= What to produce =
Retype each entry below, keeping every character the same.

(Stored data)
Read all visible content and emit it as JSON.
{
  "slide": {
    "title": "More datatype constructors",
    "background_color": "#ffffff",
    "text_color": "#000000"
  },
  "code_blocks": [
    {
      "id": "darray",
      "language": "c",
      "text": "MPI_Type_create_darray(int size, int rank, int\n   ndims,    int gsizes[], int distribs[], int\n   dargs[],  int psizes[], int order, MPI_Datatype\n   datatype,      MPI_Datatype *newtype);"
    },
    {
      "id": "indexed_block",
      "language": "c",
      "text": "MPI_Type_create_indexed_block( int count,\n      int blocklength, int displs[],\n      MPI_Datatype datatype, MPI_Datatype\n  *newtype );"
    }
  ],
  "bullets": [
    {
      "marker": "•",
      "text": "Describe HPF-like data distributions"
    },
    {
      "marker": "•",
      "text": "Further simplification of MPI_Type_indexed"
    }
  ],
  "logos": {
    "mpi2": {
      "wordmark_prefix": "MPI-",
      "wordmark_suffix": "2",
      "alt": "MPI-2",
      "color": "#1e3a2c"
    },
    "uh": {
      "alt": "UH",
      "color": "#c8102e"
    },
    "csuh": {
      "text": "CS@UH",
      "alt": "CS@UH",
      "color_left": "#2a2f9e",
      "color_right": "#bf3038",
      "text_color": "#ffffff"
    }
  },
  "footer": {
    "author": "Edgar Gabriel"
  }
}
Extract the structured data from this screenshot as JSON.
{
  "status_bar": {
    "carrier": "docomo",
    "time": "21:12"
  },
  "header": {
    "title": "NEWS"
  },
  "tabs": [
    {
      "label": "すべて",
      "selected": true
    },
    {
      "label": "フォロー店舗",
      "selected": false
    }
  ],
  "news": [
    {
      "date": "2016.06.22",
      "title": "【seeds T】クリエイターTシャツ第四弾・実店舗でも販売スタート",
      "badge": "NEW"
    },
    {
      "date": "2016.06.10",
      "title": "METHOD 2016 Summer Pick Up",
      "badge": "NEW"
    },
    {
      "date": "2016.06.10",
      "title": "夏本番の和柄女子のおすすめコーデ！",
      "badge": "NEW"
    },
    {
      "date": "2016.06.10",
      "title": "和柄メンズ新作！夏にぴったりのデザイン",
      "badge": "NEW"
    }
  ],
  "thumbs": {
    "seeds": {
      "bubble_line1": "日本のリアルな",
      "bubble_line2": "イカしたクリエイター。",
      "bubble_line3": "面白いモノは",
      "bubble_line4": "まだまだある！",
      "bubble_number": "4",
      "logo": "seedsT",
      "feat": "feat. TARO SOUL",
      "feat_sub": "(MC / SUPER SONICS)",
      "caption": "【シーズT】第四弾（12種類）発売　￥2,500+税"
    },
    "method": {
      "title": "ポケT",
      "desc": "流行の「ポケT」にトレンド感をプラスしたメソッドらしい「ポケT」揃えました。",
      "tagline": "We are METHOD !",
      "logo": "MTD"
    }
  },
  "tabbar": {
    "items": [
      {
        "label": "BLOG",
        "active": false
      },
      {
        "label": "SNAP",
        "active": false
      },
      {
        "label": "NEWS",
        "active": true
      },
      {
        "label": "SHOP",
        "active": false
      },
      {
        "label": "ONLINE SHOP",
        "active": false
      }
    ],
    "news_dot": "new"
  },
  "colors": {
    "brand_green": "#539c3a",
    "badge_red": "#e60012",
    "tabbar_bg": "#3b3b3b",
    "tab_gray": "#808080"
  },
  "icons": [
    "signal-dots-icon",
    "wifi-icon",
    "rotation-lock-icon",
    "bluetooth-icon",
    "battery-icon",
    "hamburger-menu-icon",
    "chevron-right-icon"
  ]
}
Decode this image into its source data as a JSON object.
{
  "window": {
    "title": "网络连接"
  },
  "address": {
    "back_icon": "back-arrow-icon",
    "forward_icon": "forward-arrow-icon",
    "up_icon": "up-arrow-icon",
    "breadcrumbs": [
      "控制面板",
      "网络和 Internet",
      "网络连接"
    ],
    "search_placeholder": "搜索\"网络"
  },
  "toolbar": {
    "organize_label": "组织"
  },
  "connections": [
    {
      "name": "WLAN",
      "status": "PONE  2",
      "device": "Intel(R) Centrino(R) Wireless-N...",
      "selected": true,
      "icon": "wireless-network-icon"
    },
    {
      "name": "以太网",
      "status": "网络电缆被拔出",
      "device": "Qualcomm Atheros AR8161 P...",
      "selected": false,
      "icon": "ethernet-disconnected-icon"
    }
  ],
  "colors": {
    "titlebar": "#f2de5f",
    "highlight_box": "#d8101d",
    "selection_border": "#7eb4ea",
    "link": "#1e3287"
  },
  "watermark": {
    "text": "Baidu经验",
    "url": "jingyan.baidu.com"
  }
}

= Full response =
Read all visible content and emit it as JSON.
{
  "slide": {
    "title": "More datatype constructors",
    "background_color": "#ffffff",
    "text_color": "#000000"
  },
  "code_blocks": [
    {
      "id": "darray",
      "language": "c",
      "text": "MPI_Type_create_darray(int size, int rank, int\n   ndims,    int gsizes[], int distribs[], int\n   dargs[],  int psizes[], int order, MPI_Datatype\n   datatype,      MPI_Datatype *newtype);"
    },
    {
      "id": "indexed_block",
      "language": "c",
      "text": "MPI_Type_create_indexed_block( int count,\n      int blocklength, int displs[],\n      MPI_Datatype datatype, MPI_Datatype\n  *newtype );"
    }
  ],
  "bullets": [
    {
      "marker": "•",
      "text": "Describe HPF-like data distributions"
    },
    {
      "marker": "•",
      "text": "Further simplification of MPI_Type_indexed"
    }
  ],
  "logos": {
    "mpi2": {
      "wordmark_prefix": "MPI-",
      "wordmark_suffix": "2",
      "alt": "MPI-2",
      "color": "#1e3a2c"
    },
    "uh": {
      "alt": "UH",
      "color": "#c8102e"
    },
    "csuh": {
      "text": "CS@UH",
      "alt": "CS@UH",
      "color_left": "#2a2f9e",
      "color_right": "#bf3038",
      "text_color": "#ffffff"
    }
  },
  "footer": {
    "author": "Edgar Gabriel"
  }
}
Extract the structured data from this screenshot as JSON.
{
  "status_bar": {
    "carrier": "docomo",
    "time": "21:12"
  },
  "header": {
    "title": "NEWS"
  },
  "tabs": [
    {
      "label": "すべて",
      "selected": true
    },
    {
      "label": "フォロー店舗",
      "selected": false
    }
  ],
  "news": [
    {
      "date": "2016.06.22",
      "title": "【seeds T】クリエイターTシャツ第四弾・実店舗でも販売スタート",
      "badge": "NEW"
    },
    {
      "date": "2016.06.10",
      "title": "METHOD 2016 Summer Pick Up",
      "badge": "NEW"
    },
    {
      "date": "2016.06.10",
      "title": "夏本番の和柄女子のおすすめコーデ！",
      "badge": "NEW"
    },
    {
      "date": "2016.06.10",
      "title": "和柄メンズ新作！夏にぴったりのデザイン",
      "badge": "NEW"
    }
  ],
  "thumbs": {
    "seeds": {
      "bubble_line1": "日本のリアルな",
      "bubble_line2": "イカしたクリエイター。",
      "bubble_line3": "面白いモノは",
      "bubble_line4": "まだまだある！",
      "bubble_number": "4",
      "logo": "seedsT",
      "feat": "feat. TARO SOUL",
      "feat_sub": "(MC / SUPER SONICS)",
      "caption": "【シーズT】第四弾（12種類）発売　￥2,500+税"
    },
    "method": {
      "title": "ポケT",
      "desc": "流行の「ポケT」にトレンド感をプラスしたメソッドらしい「ポケT」揃えました。",
      "tagline": "We are METHOD !",
      "logo": "MTD"
    }
  },
  "tabbar": {
    "items": [
      {
        "label": "BLOG",
        "active": false
      },
      {
        "label": "SNAP",
        "active": false
      },
      {
        "label": "NEWS",
        "active": true
      },
      {
        "label": "SHOP",
        "active": false
      },
      {
        "label": "ONLINE SHOP",
        "active": false
      }
    ],
    "news_dot": "new"
  },
  "colors": {
    "brand_green": "#539c3a",
    "badge_red": "#e60012",
    "tabbar_bg": "#3b3b3b",
    "tab_gray": "#808080"
  },
  "icons": [
    "signal-dots-icon",
    "wifi-icon",
    "rotation-lock-icon",
    "bluetooth-icon",
    "battery-icon",
    "hamburger-menu-icon",
    "chevron-right-icon"
  ]
}
Decode this image into its source data as a JSON object.
{
  "window": {
    "title": "网络连接"
  },
  "address": {
    "back_icon": "back-arrow-icon",
    "forward_icon": "forward-arrow-icon",
    "up_icon": "up-arrow-icon",
    "breadcrumbs": [
      "控制面板",
      "网络和 Internet",
      "网络连接"
    ],
    "search_placeholder": "搜索\"网络"
  },
  "toolbar": {
    "organize_label": "组织"
  },
  "connections": [
    {
      "name": "WLAN",
      "status": "PONE  2",
      "device": "Intel(R) Centrino(R) Wireless-N...",
      "selected": true,
      "icon": "wireless-network-icon"
    },
    {
      "name": "以太网",
      "status": "网络电缆被拔出",
      "device": "Qualcomm Atheros AR8161 P...",
      "selected": false,
      "icon": "ethernet-disconnected-icon"
    }
  ],
  "colors": {
    "titlebar": "#f2de5f",
    "highlight_box": "#d8101d",
    "selection_border": "#7eb4ea",
    "link": "#1e3287"
  },
  "watermark": {
    "text": "Baidu经验",
    "url": "jingyan.baidu.com"
  }
}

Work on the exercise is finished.